Copy everything in the data below exactly except the pictures.

__Source records__
────

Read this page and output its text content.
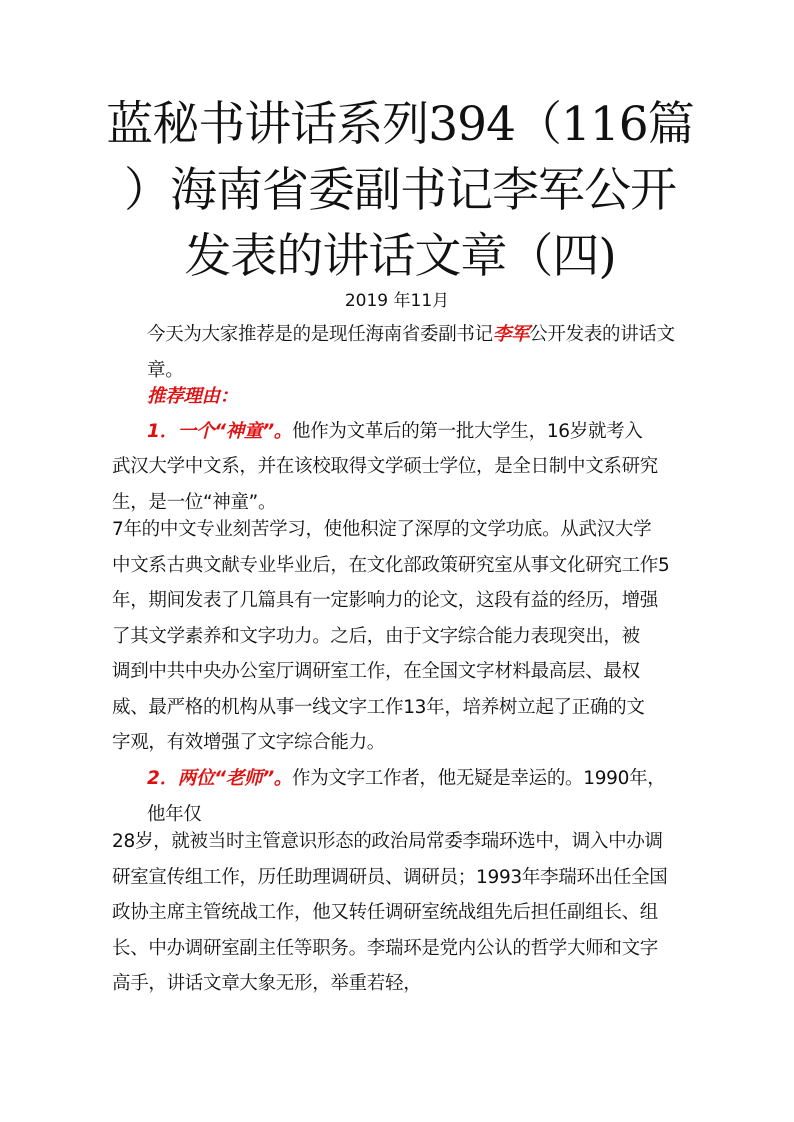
蓝秘书讲话系列394（116篇
）海南省委副书记李军公开
发表的讲话文章（四)
2019 年11月

今天为大家推荐是的是现任海南省委副书记李军公开发表的讲话文
章。

推荐理由：

1．一个“神童”。他作为文革后的第一批大学生，16岁就考入

武汉大学中文系，并在该校取得文学硕士学位，是全日制中文系研究
生，是一位“神童”。

7年的中文专业刻苦学习，使他积淀了深厚的文学功底。从武汉大学
中文系古典文献专业毕业后，在文化部政策研究室从事文化研究工作5
年，期间发表了几篇具有一定影响力的论文，这段有益的经历，增强
了其文学素养和文字功力。之后，由于文字综合能力表现突出，被
调到中共中央办公室厅调研室工作，在全国文字材料最高层、最权
威、最严格的机构从事一线文字工作13年，培养树立起了正确的文
字观，有效增强了文字综合能力。

2．两位“老师”。作为文字工作者，他无疑是幸运的。1990年，
他年仅

28岁，就被当时主管意识形态的政治局常委李瑞环选中，调入中办调
研室宣传组工作，历任助理调研员、调研员；1993年李瑞环出任全国
政协主席主管统战工作，他又转任调研室统战组先后担任副组长、组
长、中办调研室副主任等职务。李瑞环是党内公认的哲学大师和文字
高手，讲话文章大象无形，举重若轻，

────

__Answer in full__
Read this page and output its text content.
蓝秘书讲话系列394（116篇
）海南省委副书记李军公开
发表的讲话文章（四)
2019 年11月

今天为大家推荐是的是现任海南省委副书记李军公开发表的讲话文
章。

推荐理由：

1．一个“神童”。他作为文革后的第一批大学生，16岁就考入

武汉大学中文系，并在该校取得文学硕士学位，是全日制中文系研究
生，是一位“神童”。

7年的中文专业刻苦学习，使他积淀了深厚的文学功底。从武汉大学
中文系古典文献专业毕业后，在文化部政策研究室从事文化研究工作5
年，期间发表了几篇具有一定影响力的论文，这段有益的经历，增强
了其文学素养和文字功力。之后，由于文字综合能力表现突出，被
调到中共中央办公室厅调研室工作，在全国文字材料最高层、最权
威、最严格的机构从事一线文字工作13年，培养树立起了正确的文
字观，有效增强了文字综合能力。

2．两位“老师”。作为文字工作者，他无疑是幸运的。1990年，
他年仅

28岁，就被当时主管意识形态的政治局常委李瑞环选中，调入中办调
研室宣传组工作，历任助理调研员、调研员；1993年李瑞环出任全国
政协主席主管统战工作，他又转任调研室统战组先后担任副组长、组
长、中办调研室副主任等职务。李瑞环是党内公认的哲学大师和文字
高手，讲话文章大象无形，举重若轻，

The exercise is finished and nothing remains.